Set task =>
Copy everything in the data below exactly except the pictures.
* * * *
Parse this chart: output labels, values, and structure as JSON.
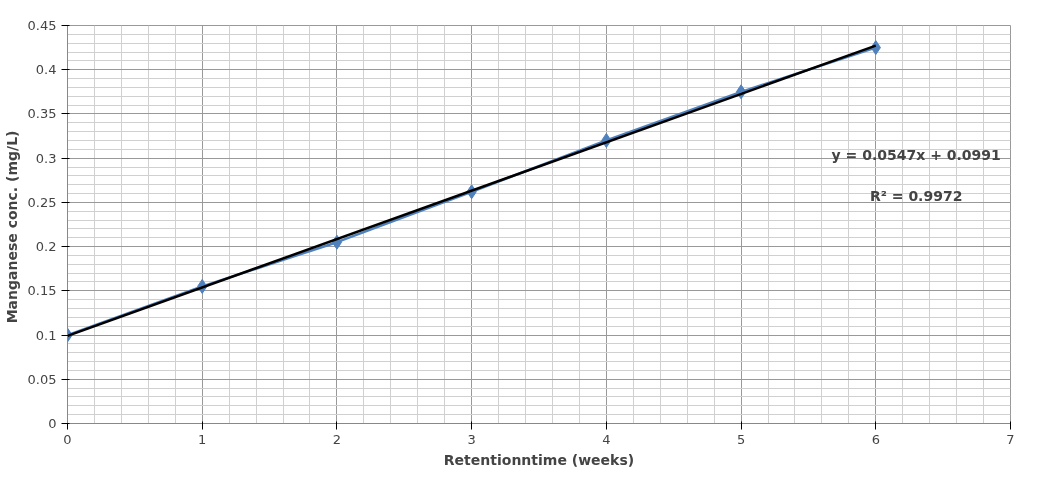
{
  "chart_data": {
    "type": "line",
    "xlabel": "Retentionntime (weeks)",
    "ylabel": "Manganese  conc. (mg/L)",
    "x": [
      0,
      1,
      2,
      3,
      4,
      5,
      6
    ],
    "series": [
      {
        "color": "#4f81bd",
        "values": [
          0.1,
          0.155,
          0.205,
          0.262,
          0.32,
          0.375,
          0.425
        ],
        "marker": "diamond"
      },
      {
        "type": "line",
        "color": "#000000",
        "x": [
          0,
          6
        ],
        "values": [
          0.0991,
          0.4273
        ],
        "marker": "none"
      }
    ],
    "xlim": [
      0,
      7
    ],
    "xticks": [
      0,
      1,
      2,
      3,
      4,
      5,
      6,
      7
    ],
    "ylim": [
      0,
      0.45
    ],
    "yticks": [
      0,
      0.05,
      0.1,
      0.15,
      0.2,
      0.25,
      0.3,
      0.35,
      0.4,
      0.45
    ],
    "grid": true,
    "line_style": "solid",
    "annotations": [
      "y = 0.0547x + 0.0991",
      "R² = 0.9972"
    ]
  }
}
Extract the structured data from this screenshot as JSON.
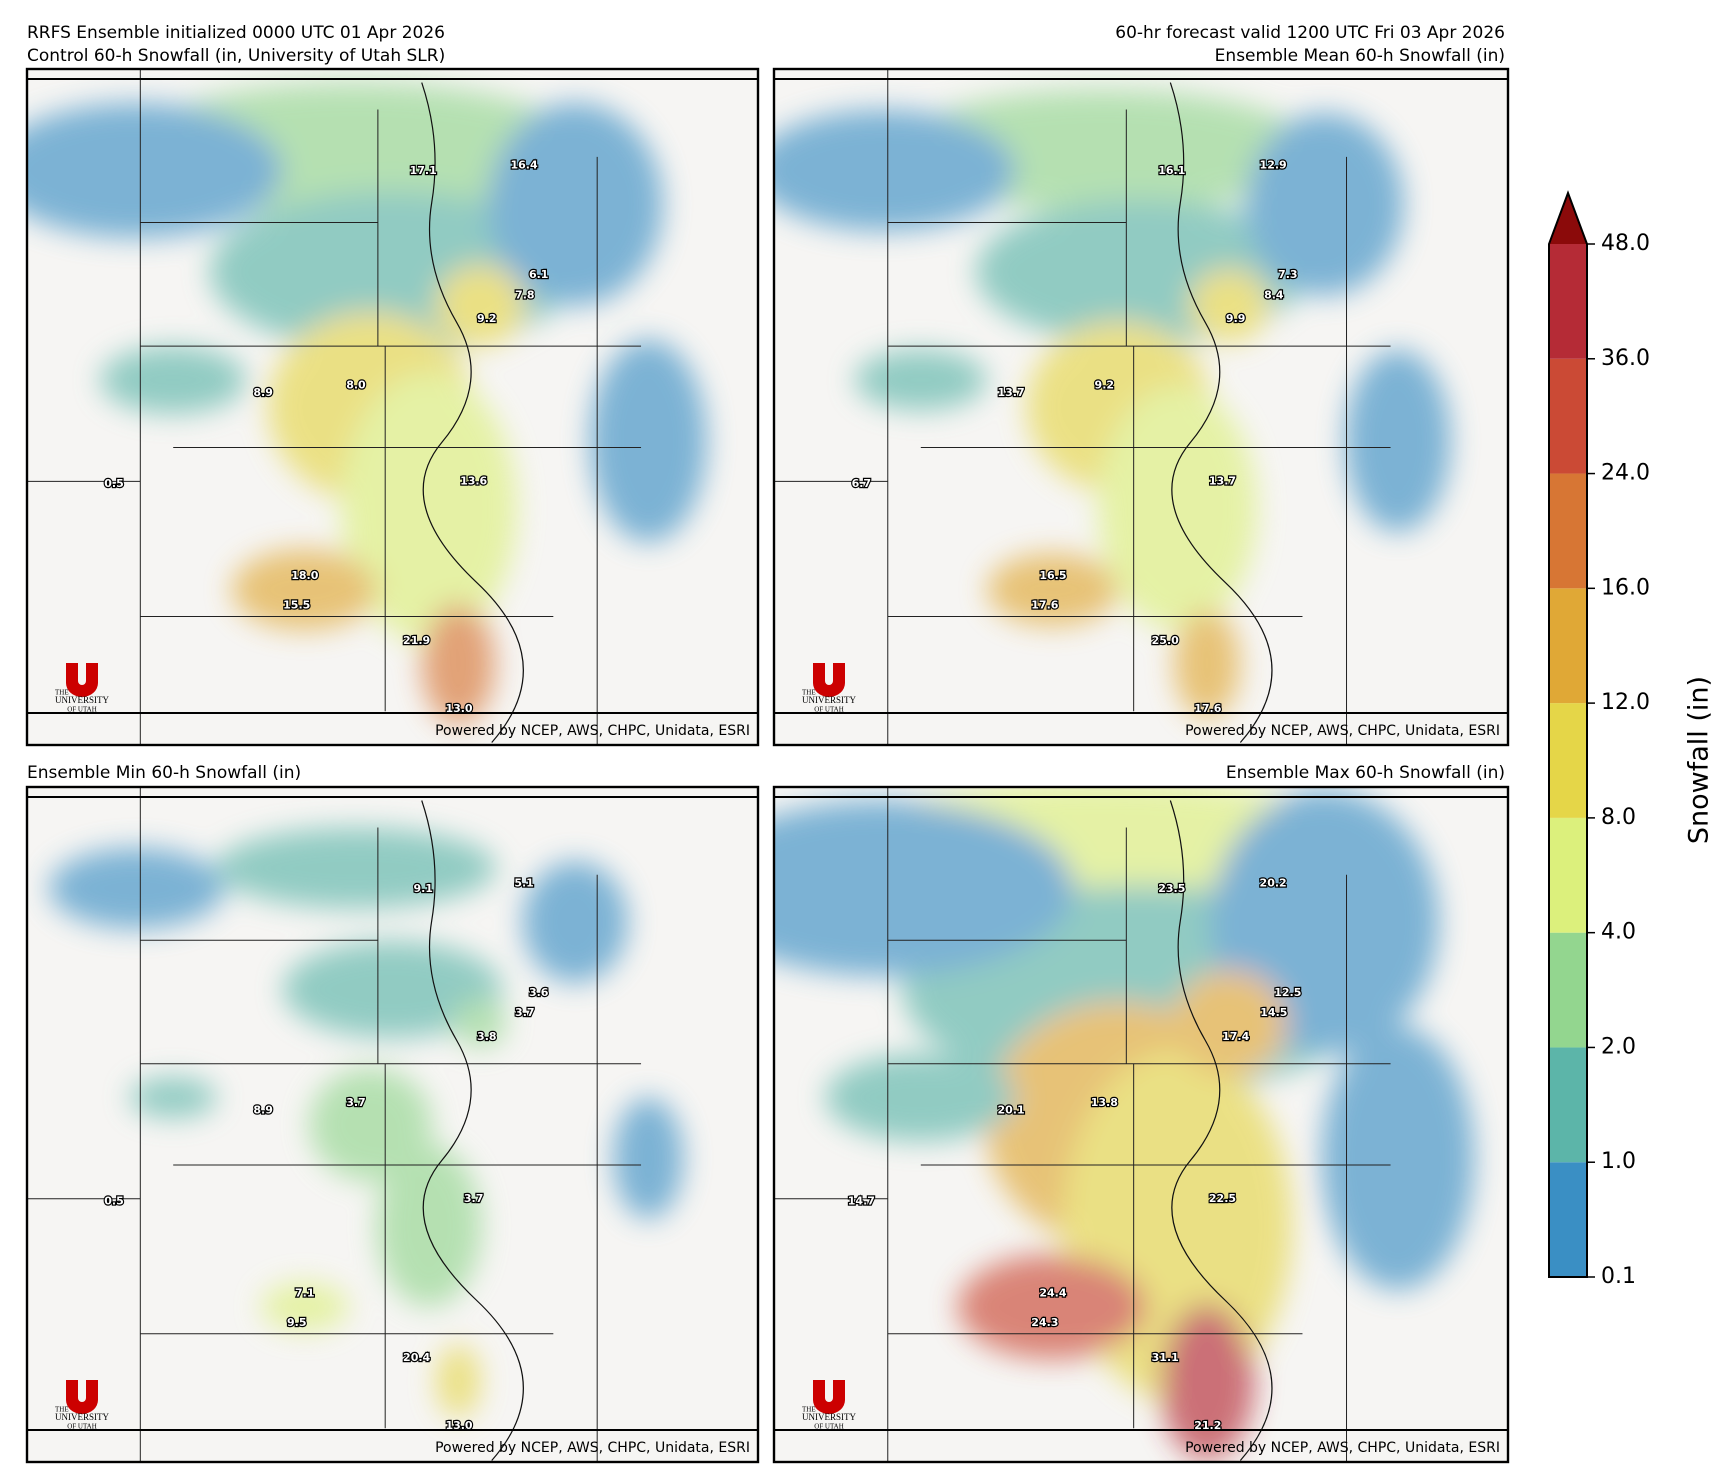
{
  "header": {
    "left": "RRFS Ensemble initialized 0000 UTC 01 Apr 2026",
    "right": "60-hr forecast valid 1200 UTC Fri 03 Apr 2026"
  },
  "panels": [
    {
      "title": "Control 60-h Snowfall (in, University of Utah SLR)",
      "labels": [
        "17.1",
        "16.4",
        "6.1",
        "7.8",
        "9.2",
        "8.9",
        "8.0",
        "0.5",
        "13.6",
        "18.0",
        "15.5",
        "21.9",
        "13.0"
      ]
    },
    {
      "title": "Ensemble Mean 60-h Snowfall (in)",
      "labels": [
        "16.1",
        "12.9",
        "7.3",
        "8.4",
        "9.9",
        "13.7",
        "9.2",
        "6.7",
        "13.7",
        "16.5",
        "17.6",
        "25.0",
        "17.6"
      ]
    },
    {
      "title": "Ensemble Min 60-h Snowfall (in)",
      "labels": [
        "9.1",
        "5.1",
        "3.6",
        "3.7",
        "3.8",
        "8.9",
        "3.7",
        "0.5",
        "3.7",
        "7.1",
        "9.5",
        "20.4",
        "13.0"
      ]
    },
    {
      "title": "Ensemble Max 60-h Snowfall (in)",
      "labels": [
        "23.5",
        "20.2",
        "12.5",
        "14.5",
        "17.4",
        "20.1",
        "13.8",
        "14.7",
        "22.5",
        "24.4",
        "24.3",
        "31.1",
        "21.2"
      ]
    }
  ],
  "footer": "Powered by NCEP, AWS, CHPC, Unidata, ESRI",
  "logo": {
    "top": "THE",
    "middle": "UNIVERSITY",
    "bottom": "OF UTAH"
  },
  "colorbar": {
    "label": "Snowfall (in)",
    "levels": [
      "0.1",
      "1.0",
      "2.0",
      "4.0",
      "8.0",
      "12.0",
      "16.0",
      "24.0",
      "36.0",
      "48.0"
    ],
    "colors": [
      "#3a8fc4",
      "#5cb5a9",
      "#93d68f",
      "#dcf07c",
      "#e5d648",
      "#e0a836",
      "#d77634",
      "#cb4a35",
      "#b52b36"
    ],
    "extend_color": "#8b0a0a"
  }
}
* * * *
Correct response =>
Parse this chart: output labels, values, and structure as JSON.
{
  "chart_data": {
    "type": "line",
    "xlabel": "Retentionntime (weeks)",
    "ylabel": "Manganese  conc. (mg/L)",
    "x": [
      0,
      1,
      2,
      3,
      4,
      5,
      6
    ],
    "series": [
      {
        "color": "#4f81bd",
        "values": [
          0.1,
          0.155,
          0.205,
          0.262,
          0.32,
          0.375,
          0.425
        ],
        "marker": "diamond"
      },
      {
        "type": "line",
        "color": "#000000",
        "x": [
          0,
          6
        ],
        "values": [
          0.0991,
          0.4273
        ],
        "marker": "none"
      }
    ],
    "xlim": [
      0,
      7
    ],
    "xticks": [
      0,
      1,
      2,
      3,
      4,
      5,
      6,
      7
    ],
    "ylim": [
      0,
      0.45
    ],
    "yticks": [
      0,
      0.05,
      0.1,
      0.15,
      0.2,
      0.25,
      0.3,
      0.35,
      0.4,
      0.45
    ],
    "grid": true,
    "line_style": "solid",
    "annotations": [
      "y = 0.0547x + 0.0991",
      "R² = 0.9972"
    ]
  }
}
Extract the structured data from this screenshot as JSON.
{
  "header": {
    "left": "RRFS Ensemble initialized 0000 UTC 01 Apr 2026",
    "right": "60-hr forecast valid 1200 UTC Fri 03 Apr 2026"
  },
  "panels": [
    {
      "title": "Control 60-h Snowfall (in, University of Utah SLR)",
      "labels": [
        "17.1",
        "16.4",
        "6.1",
        "7.8",
        "9.2",
        "8.9",
        "8.0",
        "0.5",
        "13.6",
        "18.0",
        "15.5",
        "21.9",
        "13.0"
      ]
    },
    {
      "title": "Ensemble Mean 60-h Snowfall (in)",
      "labels": [
        "16.1",
        "12.9",
        "7.3",
        "8.4",
        "9.9",
        "13.7",
        "9.2",
        "6.7",
        "13.7",
        "16.5",
        "17.6",
        "25.0",
        "17.6"
      ]
    },
    {
      "title": "Ensemble Min 60-h Snowfall (in)",
      "labels": [
        "9.1",
        "5.1",
        "3.6",
        "3.7",
        "3.8",
        "8.9",
        "3.7",
        "0.5",
        "3.7",
        "7.1",
        "9.5",
        "20.4",
        "13.0"
      ]
    },
    {
      "title": "Ensemble Max 60-h Snowfall (in)",
      "labels": [
        "23.5",
        "20.2",
        "12.5",
        "14.5",
        "17.4",
        "20.1",
        "13.8",
        "14.7",
        "22.5",
        "24.4",
        "24.3",
        "31.1",
        "21.2"
      ]
    }
  ],
  "footer": "Powered by NCEP, AWS, CHPC, Unidata, ESRI",
  "logo": {
    "top": "THE",
    "middle": "UNIVERSITY",
    "bottom": "OF UTAH"
  },
  "colorbar": {
    "label": "Snowfall (in)",
    "levels": [
      "0.1",
      "1.0",
      "2.0",
      "4.0",
      "8.0",
      "12.0",
      "16.0",
      "24.0",
      "36.0",
      "48.0"
    ],
    "colors": [
      "#3a8fc4",
      "#5cb5a9",
      "#93d68f",
      "#dcf07c",
      "#e5d648",
      "#e0a836",
      "#d77634",
      "#cb4a35",
      "#b52b36"
    ],
    "extend_color": "#8b0a0a"
  }
}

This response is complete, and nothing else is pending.